> EXERCISE
Write each line out again exactly as written.

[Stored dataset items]
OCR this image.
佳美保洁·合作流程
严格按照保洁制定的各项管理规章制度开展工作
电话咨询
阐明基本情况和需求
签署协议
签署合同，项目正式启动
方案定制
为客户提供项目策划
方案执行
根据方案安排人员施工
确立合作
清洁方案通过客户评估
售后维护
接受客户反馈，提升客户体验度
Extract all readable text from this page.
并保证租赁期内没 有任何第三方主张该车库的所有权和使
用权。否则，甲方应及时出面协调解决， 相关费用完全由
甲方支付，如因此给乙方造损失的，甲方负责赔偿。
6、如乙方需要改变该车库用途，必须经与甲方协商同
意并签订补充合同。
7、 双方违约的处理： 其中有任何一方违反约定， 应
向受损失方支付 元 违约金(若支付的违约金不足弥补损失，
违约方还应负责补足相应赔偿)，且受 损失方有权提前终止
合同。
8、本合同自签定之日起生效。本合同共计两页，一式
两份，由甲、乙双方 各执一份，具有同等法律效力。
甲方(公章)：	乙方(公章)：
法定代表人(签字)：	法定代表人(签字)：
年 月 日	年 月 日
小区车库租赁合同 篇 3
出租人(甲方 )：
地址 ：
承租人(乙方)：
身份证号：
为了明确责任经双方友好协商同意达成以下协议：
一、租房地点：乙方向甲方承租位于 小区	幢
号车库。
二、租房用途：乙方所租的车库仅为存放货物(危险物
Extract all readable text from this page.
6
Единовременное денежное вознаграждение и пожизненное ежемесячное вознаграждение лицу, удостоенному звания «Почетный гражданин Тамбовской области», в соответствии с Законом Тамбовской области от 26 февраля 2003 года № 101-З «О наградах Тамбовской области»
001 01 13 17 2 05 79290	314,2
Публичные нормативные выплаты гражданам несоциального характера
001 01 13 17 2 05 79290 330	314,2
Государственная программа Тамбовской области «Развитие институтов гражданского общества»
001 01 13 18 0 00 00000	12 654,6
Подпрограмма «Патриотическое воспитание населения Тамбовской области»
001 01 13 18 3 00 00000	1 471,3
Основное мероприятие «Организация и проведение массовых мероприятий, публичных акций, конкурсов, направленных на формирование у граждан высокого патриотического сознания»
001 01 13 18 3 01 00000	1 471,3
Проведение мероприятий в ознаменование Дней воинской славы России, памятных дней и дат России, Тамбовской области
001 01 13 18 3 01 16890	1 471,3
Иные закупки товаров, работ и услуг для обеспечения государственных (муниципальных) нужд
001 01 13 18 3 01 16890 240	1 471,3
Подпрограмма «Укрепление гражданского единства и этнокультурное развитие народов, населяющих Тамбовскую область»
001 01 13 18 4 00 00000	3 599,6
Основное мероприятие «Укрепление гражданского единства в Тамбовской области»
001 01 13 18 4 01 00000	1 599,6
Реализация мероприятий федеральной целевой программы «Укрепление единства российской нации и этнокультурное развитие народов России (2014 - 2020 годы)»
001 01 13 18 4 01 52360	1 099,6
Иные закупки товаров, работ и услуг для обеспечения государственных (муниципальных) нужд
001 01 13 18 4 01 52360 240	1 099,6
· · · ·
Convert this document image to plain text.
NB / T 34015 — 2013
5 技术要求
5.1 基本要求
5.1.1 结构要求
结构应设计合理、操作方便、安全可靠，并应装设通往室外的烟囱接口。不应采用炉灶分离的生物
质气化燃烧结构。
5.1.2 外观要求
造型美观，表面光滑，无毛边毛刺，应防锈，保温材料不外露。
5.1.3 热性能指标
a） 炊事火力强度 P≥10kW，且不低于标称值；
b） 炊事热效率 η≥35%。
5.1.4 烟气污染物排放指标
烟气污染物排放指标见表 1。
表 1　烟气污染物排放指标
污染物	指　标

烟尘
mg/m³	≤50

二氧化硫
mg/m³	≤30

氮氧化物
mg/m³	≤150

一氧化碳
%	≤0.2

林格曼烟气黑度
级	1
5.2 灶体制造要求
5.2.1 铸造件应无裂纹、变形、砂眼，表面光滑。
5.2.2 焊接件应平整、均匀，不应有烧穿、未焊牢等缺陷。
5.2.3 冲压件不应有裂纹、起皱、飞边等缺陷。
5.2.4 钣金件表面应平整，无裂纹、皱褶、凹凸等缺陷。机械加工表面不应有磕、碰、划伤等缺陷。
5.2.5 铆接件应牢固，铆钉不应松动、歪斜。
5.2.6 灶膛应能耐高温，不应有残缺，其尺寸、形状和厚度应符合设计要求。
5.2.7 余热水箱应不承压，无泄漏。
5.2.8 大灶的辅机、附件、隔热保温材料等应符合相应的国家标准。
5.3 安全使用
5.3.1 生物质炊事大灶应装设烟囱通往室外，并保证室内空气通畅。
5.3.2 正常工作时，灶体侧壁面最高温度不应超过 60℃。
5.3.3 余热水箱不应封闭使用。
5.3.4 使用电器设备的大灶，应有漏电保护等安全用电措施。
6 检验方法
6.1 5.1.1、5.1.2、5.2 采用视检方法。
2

> SOLUTION TO THIS PROBLEM
OCR this image.
佳美保洁·合作流程
严格按照保洁制定的各项管理规章制度开展工作
电话咨询
阐明基本情况和需求
签署协议
签署合同，项目正式启动
方案定制
为客户提供项目策划
方案执行
根据方案安排人员施工
确立合作
清洁方案通过客户评估
售后维护
接受客户反馈，提升客户体验度
Extract all readable text from this page.
并保证租赁期内没 有任何第三方主张该车库的所有权和使
用权。否则，甲方应及时出面协调解决， 相关费用完全由
甲方支付，如因此给乙方造损失的，甲方负责赔偿。
6、如乙方需要改变该车库用途，必须经与甲方协商同
意并签订补充合同。
7、 双方违约的处理： 其中有任何一方违反约定， 应
向受损失方支付 元 违约金(若支付的违约金不足弥补损失，
违约方还应负责补足相应赔偿)，且受 损失方有权提前终止
合同。
8、本合同自签定之日起生效。本合同共计两页，一式
两份，由甲、乙双方 各执一份，具有同等法律效力。
甲方(公章)：	乙方(公章)：
法定代表人(签字)：	法定代表人(签字)：
年 月 日	年 月 日
小区车库租赁合同 篇 3
出租人(甲方 )：
地址 ：
承租人(乙方)：
身份证号：
为了明确责任经双方友好协商同意达成以下协议：
一、租房地点：乙方向甲方承租位于 小区	幢
号车库。
二、租房用途：乙方所租的车库仅为存放货物(危险物
Extract all readable text from this page.
6
Единовременное денежное вознаграждение и пожизненное ежемесячное вознаграждение лицу, удостоенному звания «Почетный гражданин Тамбовской области», в соответствии с Законом Тамбовской области от 26 февраля 2003 года № 101-З «О наградах Тамбовской области»
001 01 13 17 2 05 79290	314,2
Публичные нормативные выплаты гражданам несоциального характера
001 01 13 17 2 05 79290 330	314,2
Государственная программа Тамбовской области «Развитие институтов гражданского общества»
001 01 13 18 0 00 00000	12 654,6
Подпрограмма «Патриотическое воспитание населения Тамбовской области»
001 01 13 18 3 00 00000	1 471,3
Основное мероприятие «Организация и проведение массовых мероприятий, публичных акций, конкурсов, направленных на формирование у граждан высокого патриотического сознания»
001 01 13 18 3 01 00000	1 471,3
Проведение мероприятий в ознаменование Дней воинской славы России, памятных дней и дат России, Тамбовской области
001 01 13 18 3 01 16890	1 471,3
Иные закупки товаров, работ и услуг для обеспечения государственных (муниципальных) нужд
001 01 13 18 3 01 16890 240	1 471,3
Подпрограмма «Укрепление гражданского единства и этнокультурное развитие народов, населяющих Тамбовскую область»
001 01 13 18 4 00 00000	3 599,6
Основное мероприятие «Укрепление гражданского единства в Тамбовской области»
001 01 13 18 4 01 00000	1 599,6
Реализация мероприятий федеральной целевой программы «Укрепление единства российской нации и этнокультурное развитие народов России (2014 - 2020 годы)»
001 01 13 18 4 01 52360	1 099,6
Иные закупки товаров, работ и услуг для обеспечения государственных (муниципальных) нужд
001 01 13 18 4 01 52360 240	1 099,6
· · · ·
Convert this document image to plain text.
NB / T 34015 — 2013
5 技术要求
5.1 基本要求
5.1.1 结构要求
结构应设计合理、操作方便、安全可靠，并应装设通往室外的烟囱接口。不应采用炉灶分离的生物
质气化燃烧结构。
5.1.2 外观要求
造型美观，表面光滑，无毛边毛刺，应防锈，保温材料不外露。
5.1.3 热性能指标
a） 炊事火力强度 P≥10kW，且不低于标称值；
b） 炊事热效率 η≥35%。
5.1.4 烟气污染物排放指标
烟气污染物排放指标见表 1。
表 1　烟气污染物排放指标
污染物	指　标

烟尘
mg/m³	≤50

二氧化硫
mg/m³	≤30

氮氧化物
mg/m³	≤150

一氧化碳
%	≤0.2

林格曼烟气黑度
级	1
5.2 灶体制造要求
5.2.1 铸造件应无裂纹、变形、砂眼，表面光滑。
5.2.2 焊接件应平整、均匀，不应有烧穿、未焊牢等缺陷。
5.2.3 冲压件不应有裂纹、起皱、飞边等缺陷。
5.2.4 钣金件表面应平整，无裂纹、皱褶、凹凸等缺陷。机械加工表面不应有磕、碰、划伤等缺陷。
5.2.5 铆接件应牢固，铆钉不应松动、歪斜。
5.2.6 灶膛应能耐高温，不应有残缺，其尺寸、形状和厚度应符合设计要求。
5.2.7 余热水箱应不承压，无泄漏。
5.2.8 大灶的辅机、附件、隔热保温材料等应符合相应的国家标准。
5.3 安全使用
5.3.1 生物质炊事大灶应装设烟囱通往室外，并保证室内空气通畅。
5.3.2 正常工作时，灶体侧壁面最高温度不应超过 60℃。
5.3.3 余热水箱不应封闭使用。
5.3.4 使用电器设备的大灶，应有漏电保护等安全用电措施。
6 检验方法
6.1 5.1.1、5.1.2、5.2 采用视检方法。
2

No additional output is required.